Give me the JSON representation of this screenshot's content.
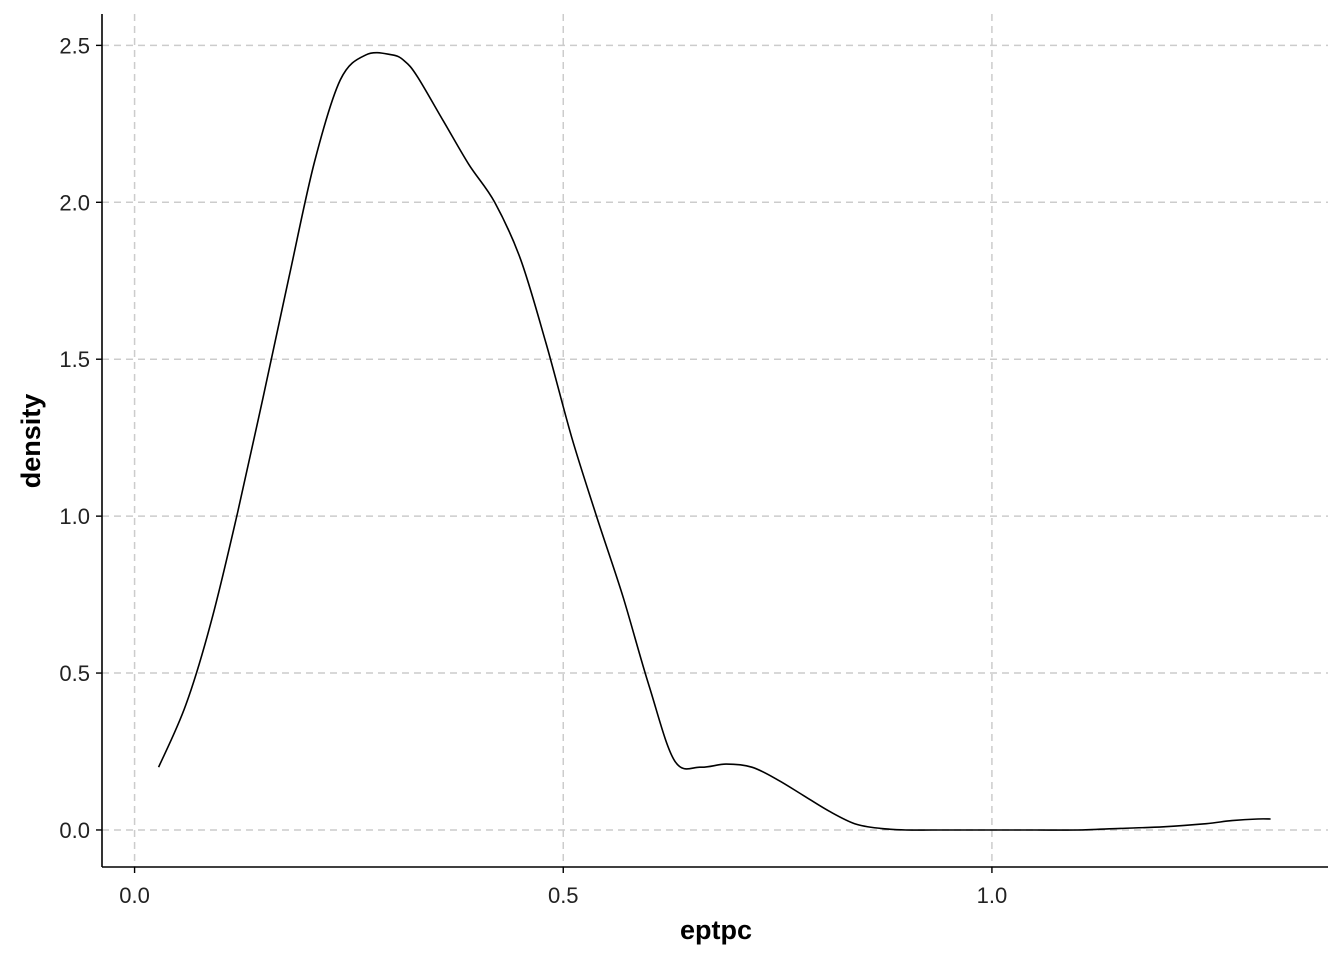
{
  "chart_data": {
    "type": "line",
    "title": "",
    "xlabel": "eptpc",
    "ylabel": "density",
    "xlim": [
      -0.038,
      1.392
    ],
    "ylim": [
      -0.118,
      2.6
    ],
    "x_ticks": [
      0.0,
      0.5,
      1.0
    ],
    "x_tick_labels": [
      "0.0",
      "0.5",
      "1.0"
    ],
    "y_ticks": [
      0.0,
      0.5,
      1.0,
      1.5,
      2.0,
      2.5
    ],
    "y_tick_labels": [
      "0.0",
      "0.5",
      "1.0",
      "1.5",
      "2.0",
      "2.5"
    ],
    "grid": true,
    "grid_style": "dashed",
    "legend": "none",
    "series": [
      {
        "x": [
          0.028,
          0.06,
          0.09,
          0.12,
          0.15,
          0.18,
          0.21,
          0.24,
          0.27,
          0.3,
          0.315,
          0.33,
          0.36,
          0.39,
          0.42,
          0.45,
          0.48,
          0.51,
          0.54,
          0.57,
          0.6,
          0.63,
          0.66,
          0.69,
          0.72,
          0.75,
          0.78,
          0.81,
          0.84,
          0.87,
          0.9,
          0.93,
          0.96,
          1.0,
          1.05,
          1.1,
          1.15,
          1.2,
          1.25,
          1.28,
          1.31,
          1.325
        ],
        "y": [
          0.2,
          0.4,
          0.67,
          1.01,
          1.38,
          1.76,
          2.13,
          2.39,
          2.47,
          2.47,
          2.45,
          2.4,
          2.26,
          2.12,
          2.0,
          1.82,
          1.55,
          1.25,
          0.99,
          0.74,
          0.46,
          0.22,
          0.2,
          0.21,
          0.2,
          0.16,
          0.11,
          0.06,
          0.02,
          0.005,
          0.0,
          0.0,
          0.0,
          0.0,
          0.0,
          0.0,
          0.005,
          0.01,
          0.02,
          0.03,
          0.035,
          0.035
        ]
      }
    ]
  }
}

--

> Given exercise
Return the material word for word. Pictures are not part of the copy.

> Reply
Give me the JSON representation of this screenshot's content.
{
  "chart_data": {
    "type": "line",
    "title": "",
    "xlabel": "eptpc",
    "ylabel": "density",
    "xlim": [
      -0.038,
      1.392
    ],
    "ylim": [
      -0.118,
      2.6
    ],
    "x_ticks": [
      0.0,
      0.5,
      1.0
    ],
    "x_tick_labels": [
      "0.0",
      "0.5",
      "1.0"
    ],
    "y_ticks": [
      0.0,
      0.5,
      1.0,
      1.5,
      2.0,
      2.5
    ],
    "y_tick_labels": [
      "0.0",
      "0.5",
      "1.0",
      "1.5",
      "2.0",
      "2.5"
    ],
    "grid": true,
    "grid_style": "dashed",
    "legend": "none",
    "series": [
      {
        "x": [
          0.028,
          0.06,
          0.09,
          0.12,
          0.15,
          0.18,
          0.21,
          0.24,
          0.27,
          0.3,
          0.315,
          0.33,
          0.36,
          0.39,
          0.42,
          0.45,
          0.48,
          0.51,
          0.54,
          0.57,
          0.6,
          0.63,
          0.66,
          0.69,
          0.72,
          0.75,
          0.78,
          0.81,
          0.84,
          0.87,
          0.9,
          0.93,
          0.96,
          1.0,
          1.05,
          1.1,
          1.15,
          1.2,
          1.25,
          1.28,
          1.31,
          1.325
        ],
        "y": [
          0.2,
          0.4,
          0.67,
          1.01,
          1.38,
          1.76,
          2.13,
          2.39,
          2.47,
          2.47,
          2.45,
          2.4,
          2.26,
          2.12,
          2.0,
          1.82,
          1.55,
          1.25,
          0.99,
          0.74,
          0.46,
          0.22,
          0.2,
          0.21,
          0.2,
          0.16,
          0.11,
          0.06,
          0.02,
          0.005,
          0.0,
          0.0,
          0.0,
          0.0,
          0.0,
          0.0,
          0.005,
          0.01,
          0.02,
          0.03,
          0.035,
          0.035
        ]
      }
    ]
  }
}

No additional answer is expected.